Data items:
# # # #

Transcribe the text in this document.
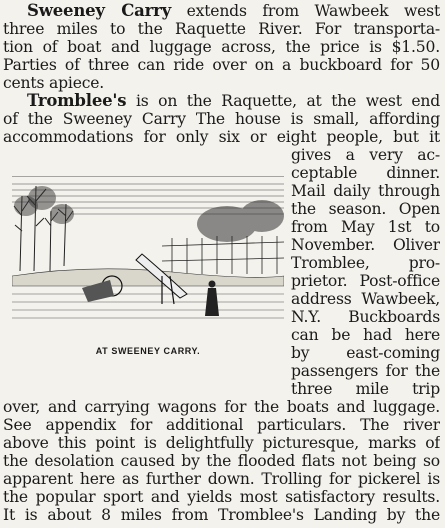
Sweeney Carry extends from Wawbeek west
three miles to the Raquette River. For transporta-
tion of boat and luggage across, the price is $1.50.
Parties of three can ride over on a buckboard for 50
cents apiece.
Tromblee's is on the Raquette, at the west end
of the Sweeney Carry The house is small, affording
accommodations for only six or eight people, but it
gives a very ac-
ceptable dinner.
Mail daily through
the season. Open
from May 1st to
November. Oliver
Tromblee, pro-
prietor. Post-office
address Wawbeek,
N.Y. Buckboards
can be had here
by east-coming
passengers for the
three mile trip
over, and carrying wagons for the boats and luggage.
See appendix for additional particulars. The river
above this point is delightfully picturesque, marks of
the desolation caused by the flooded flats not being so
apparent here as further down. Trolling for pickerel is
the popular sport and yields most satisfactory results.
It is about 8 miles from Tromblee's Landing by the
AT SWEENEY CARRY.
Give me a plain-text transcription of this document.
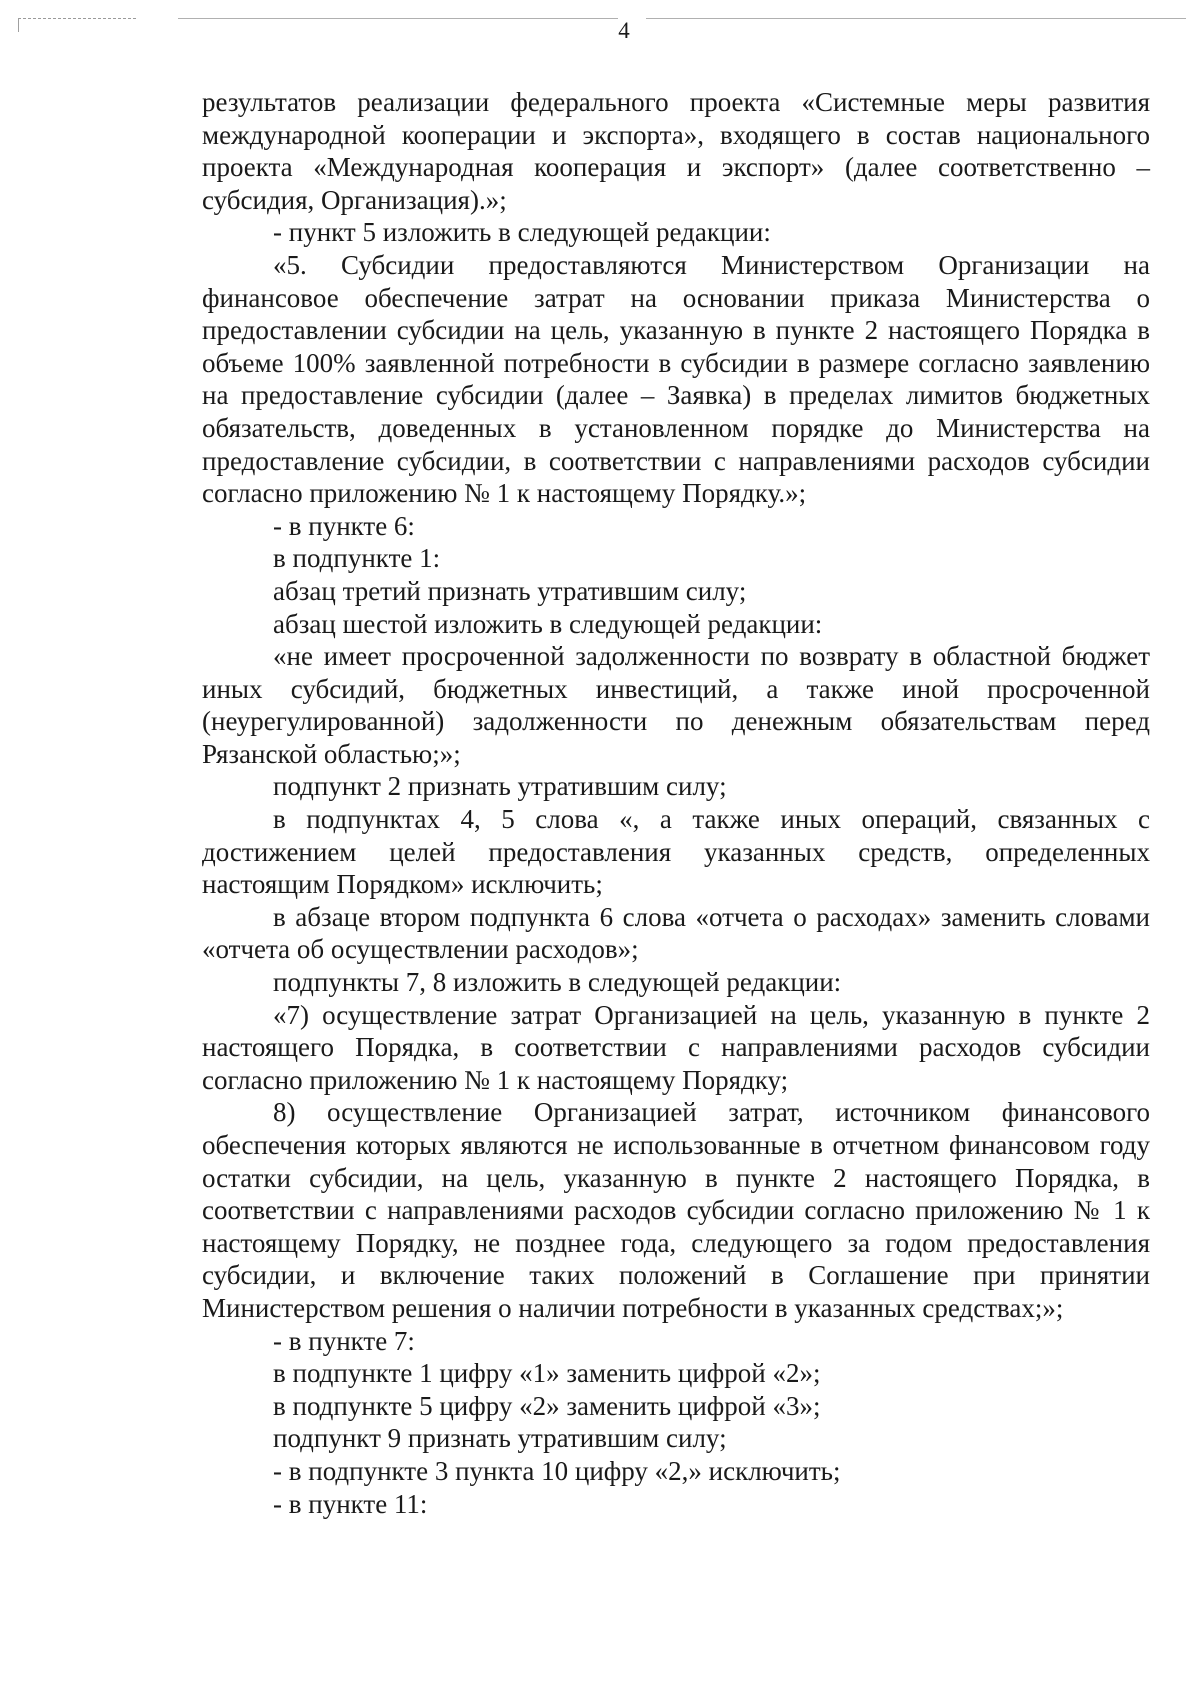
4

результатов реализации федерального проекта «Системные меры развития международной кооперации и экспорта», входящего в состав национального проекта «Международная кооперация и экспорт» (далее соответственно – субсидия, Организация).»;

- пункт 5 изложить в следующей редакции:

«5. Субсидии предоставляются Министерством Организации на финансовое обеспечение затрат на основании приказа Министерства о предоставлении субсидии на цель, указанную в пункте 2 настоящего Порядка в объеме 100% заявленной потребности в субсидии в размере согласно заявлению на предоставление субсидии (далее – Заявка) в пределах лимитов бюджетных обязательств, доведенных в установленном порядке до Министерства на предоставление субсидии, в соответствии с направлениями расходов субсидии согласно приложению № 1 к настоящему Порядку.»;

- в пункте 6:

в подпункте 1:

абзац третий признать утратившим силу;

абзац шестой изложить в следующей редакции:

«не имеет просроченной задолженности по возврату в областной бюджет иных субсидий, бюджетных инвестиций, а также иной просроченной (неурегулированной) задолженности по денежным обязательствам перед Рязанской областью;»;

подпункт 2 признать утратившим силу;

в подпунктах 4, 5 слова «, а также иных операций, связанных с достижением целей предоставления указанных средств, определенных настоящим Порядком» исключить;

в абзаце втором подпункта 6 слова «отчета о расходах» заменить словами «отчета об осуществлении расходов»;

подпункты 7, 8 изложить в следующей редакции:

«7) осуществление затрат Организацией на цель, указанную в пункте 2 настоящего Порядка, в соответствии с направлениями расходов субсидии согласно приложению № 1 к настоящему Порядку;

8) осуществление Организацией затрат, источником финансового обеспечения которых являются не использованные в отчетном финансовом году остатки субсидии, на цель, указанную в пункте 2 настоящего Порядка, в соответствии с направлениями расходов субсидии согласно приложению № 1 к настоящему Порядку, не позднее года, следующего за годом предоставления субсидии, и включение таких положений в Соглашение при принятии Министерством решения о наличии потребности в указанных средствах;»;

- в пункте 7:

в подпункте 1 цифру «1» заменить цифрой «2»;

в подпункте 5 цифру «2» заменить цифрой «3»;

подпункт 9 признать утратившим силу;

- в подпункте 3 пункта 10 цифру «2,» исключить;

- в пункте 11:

# # # #

◆ TASK PROMPT ◆
Repeat each record exactly as shown above, dropping all images.

◆ ANSWER BELOW ◆
Transcribe the text in this document.
Sweeney Carry extends from Wawbeek west
three miles to the Raquette River. For transporta-
tion of boat and luggage across, the price is $1.50.
Parties of three can ride over on a buckboard for 50
cents apiece.
Tromblee's is on the Raquette, at the west end
of the Sweeney Carry The house is small, affording
accommodations for only six or eight people, but it
gives a very ac-
ceptable dinner.
Mail daily through
the season. Open
from May 1st to
November. Oliver
Tromblee, pro-
prietor. Post-office
address Wawbeek,
N.Y. Buckboards
can be had here
by east-coming
passengers for the
three mile trip
over, and carrying wagons for the boats and luggage.
See appendix for additional particulars. The river
above this point is delightfully picturesque, marks of
the desolation caused by the flooded flats not being so
apparent here as further down. Trolling for pickerel is
the popular sport and yields most satisfactory results.
It is about 8 miles from Tromblee's Landing by the
AT SWEENEY CARRY.
Give me a plain-text transcription of this document.
4

результатов реализации федерального проекта «Системные меры развития международной кооперации и экспорта», входящего в состав национального проекта «Международная кооперация и экспорт» (далее соответственно – субсидия, Организация).»;

- пункт 5 изложить в следующей редакции:

«5. Субсидии предоставляются Министерством Организации на финансовое обеспечение затрат на основании приказа Министерства о предоставлении субсидии на цель, указанную в пункте 2 настоящего Порядка в объеме 100% заявленной потребности в субсидии в размере согласно заявлению на предоставление субсидии (далее – Заявка) в пределах лимитов бюджетных обязательств, доведенных в установленном порядке до Министерства на предоставление субсидии, в соответствии с направлениями расходов субсидии согласно приложению № 1 к настоящему Порядку.»;

- в пункте 6:

в подпункте 1:

абзац третий признать утратившим силу;

абзац шестой изложить в следующей редакции:

«не имеет просроченной задолженности по возврату в областной бюджет иных субсидий, бюджетных инвестиций, а также иной просроченной (неурегулированной) задолженности по денежным обязательствам перед Рязанской областью;»;

подпункт 2 признать утратившим силу;

в подпунктах 4, 5 слова «, а также иных операций, связанных с достижением целей предоставления указанных средств, определенных настоящим Порядком» исключить;

в абзаце втором подпункта 6 слова «отчета о расходах» заменить словами «отчета об осуществлении расходов»;

подпункты 7, 8 изложить в следующей редакции:

«7) осуществление затрат Организацией на цель, указанную в пункте 2 настоящего Порядка, в соответствии с направлениями расходов субсидии согласно приложению № 1 к настоящему Порядку;

8) осуществление Организацией затрат, источником финансового обеспечения которых являются не использованные в отчетном финансовом году остатки субсидии, на цель, указанную в пункте 2 настоящего Порядка, в соответствии с направлениями расходов субсидии согласно приложению № 1 к настоящему Порядку, не позднее года, следующего за годом предоставления субсидии, и включение таких положений в Соглашение при принятии Министерством решения о наличии потребности в указанных средствах;»;

- в пункте 7:

в подпункте 1 цифру «1» заменить цифрой «2»;

в подпункте 5 цифру «2» заменить цифрой «3»;

подпункт 9 признать утратившим силу;

- в подпункте 3 пункта 10 цифру «2,» исключить;

- в пункте 11:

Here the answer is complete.